(Dataset entries)
........

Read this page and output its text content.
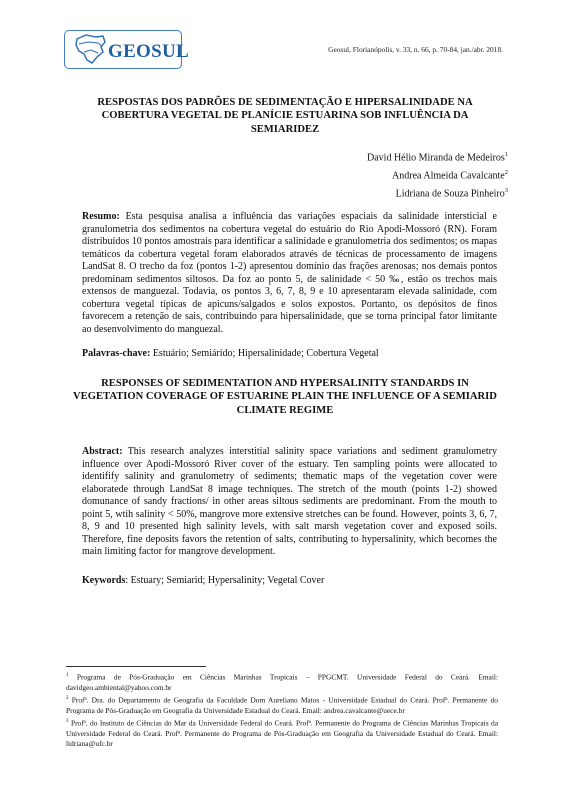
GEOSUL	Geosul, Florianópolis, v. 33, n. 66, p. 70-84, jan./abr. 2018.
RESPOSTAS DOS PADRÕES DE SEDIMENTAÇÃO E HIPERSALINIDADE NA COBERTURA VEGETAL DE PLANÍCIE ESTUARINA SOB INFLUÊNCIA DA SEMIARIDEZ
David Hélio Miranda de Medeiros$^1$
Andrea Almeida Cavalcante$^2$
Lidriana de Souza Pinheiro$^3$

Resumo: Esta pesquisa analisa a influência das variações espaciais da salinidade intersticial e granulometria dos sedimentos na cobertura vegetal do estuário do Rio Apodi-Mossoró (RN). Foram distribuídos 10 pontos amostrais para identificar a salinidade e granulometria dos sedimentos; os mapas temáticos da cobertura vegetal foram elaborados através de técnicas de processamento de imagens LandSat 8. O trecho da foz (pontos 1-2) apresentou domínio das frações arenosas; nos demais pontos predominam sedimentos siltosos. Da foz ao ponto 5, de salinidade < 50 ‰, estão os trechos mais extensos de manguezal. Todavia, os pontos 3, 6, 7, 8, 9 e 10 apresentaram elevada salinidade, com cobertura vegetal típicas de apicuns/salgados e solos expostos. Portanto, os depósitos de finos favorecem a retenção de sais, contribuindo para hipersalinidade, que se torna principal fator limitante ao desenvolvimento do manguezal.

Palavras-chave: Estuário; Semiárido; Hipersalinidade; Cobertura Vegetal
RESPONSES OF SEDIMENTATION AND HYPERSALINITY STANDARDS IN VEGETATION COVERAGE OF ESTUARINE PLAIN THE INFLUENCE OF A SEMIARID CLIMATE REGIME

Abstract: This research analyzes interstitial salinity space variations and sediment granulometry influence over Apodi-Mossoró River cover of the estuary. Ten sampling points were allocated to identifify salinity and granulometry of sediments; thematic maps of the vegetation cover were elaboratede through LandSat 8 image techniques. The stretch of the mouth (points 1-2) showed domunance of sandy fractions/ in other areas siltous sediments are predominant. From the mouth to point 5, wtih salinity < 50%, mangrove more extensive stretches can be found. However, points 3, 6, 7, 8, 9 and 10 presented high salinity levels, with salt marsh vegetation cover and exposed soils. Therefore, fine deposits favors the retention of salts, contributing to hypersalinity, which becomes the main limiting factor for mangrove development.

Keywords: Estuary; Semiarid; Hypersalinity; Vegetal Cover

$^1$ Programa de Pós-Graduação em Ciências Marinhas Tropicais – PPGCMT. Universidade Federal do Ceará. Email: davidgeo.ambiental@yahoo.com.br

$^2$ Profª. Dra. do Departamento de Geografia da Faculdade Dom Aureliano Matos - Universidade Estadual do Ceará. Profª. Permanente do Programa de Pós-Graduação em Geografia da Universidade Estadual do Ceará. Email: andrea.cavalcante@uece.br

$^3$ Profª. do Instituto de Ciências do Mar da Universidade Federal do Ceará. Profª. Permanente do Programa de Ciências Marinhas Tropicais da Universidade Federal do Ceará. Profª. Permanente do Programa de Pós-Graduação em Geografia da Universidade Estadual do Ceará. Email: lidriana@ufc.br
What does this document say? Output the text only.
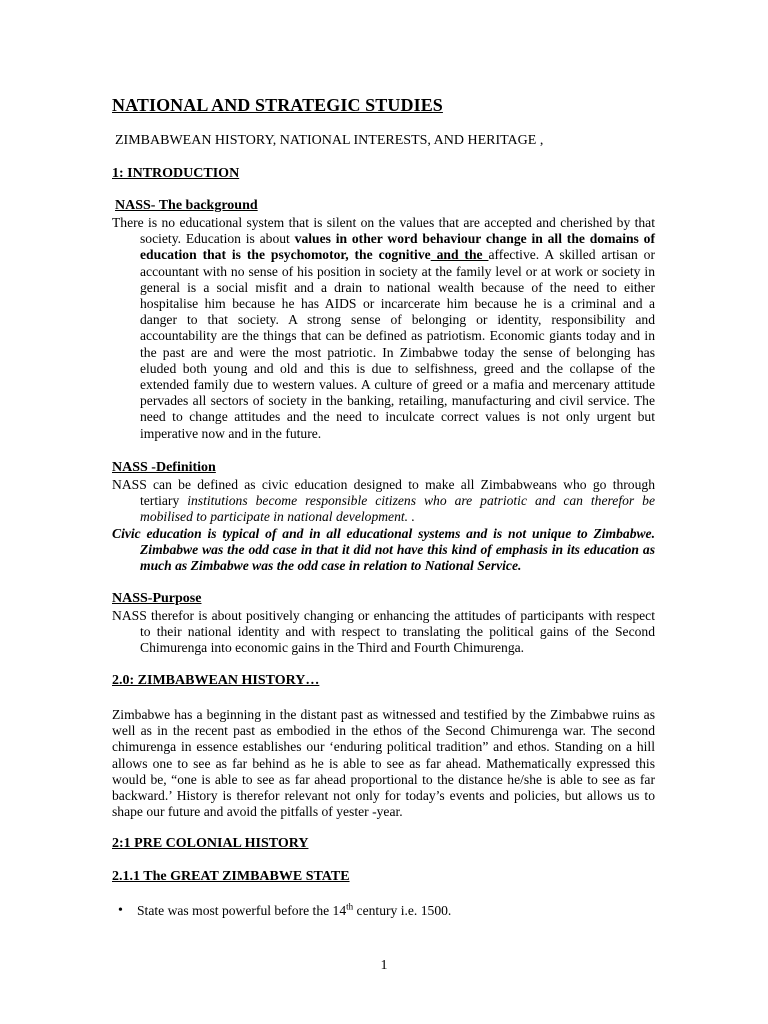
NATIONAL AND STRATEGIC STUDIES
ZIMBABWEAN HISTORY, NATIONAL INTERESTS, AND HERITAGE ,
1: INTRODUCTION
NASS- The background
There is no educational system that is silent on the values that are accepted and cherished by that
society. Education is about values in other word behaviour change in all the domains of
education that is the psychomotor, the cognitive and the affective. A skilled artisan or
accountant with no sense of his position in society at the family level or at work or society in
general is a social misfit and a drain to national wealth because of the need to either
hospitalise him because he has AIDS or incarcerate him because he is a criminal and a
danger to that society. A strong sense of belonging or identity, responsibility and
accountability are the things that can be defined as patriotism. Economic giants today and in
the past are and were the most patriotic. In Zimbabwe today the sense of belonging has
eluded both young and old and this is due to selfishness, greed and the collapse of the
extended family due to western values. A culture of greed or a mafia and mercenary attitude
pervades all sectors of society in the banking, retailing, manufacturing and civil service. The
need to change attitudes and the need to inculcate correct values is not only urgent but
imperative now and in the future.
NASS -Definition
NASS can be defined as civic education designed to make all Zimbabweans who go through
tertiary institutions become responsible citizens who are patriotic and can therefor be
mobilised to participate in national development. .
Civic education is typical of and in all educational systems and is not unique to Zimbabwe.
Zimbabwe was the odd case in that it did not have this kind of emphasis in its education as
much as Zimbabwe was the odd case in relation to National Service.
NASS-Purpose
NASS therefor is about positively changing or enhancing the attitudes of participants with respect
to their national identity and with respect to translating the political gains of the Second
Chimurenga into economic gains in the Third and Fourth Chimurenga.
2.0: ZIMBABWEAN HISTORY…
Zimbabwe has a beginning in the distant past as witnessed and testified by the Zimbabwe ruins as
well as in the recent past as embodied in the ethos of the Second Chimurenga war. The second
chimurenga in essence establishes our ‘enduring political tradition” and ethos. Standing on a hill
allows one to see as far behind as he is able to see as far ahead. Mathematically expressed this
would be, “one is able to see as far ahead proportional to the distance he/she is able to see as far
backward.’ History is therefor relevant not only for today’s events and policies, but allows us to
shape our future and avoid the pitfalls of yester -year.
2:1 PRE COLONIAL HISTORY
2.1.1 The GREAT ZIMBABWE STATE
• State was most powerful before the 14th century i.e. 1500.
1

........

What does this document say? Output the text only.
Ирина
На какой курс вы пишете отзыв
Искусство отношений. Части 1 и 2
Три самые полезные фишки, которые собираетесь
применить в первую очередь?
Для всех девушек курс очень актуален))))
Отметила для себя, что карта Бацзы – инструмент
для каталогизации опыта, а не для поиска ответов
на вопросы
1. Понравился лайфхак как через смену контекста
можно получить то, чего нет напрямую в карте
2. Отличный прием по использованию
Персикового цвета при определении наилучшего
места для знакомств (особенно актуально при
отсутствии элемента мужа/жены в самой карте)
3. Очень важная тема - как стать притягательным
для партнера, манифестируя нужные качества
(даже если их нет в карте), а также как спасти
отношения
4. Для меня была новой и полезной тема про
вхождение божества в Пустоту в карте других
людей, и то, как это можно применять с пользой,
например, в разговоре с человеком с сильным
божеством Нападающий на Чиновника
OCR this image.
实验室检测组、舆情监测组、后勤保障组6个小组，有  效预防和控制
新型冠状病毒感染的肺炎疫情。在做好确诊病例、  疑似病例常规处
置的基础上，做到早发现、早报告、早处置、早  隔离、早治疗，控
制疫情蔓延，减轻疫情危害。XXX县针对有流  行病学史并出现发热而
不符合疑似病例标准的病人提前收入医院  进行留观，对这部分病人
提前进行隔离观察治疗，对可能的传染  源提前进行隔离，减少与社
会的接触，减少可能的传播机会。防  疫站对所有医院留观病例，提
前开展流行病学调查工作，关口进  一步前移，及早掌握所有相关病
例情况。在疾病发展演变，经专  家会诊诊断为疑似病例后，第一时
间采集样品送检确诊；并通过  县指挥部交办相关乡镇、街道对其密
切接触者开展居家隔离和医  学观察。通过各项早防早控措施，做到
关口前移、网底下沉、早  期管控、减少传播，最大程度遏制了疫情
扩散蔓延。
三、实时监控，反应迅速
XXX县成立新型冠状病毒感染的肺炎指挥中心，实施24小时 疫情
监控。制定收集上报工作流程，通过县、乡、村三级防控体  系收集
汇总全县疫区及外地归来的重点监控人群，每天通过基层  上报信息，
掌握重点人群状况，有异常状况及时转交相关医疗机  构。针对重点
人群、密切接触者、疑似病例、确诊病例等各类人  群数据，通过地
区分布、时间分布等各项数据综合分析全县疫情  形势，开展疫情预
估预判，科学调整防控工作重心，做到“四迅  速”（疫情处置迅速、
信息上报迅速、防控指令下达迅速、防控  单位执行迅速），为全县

........

> What the task requires: Among the lines of the data above, determine how many contain the word "gains". Report the number alone.

> Answer to the problem: 2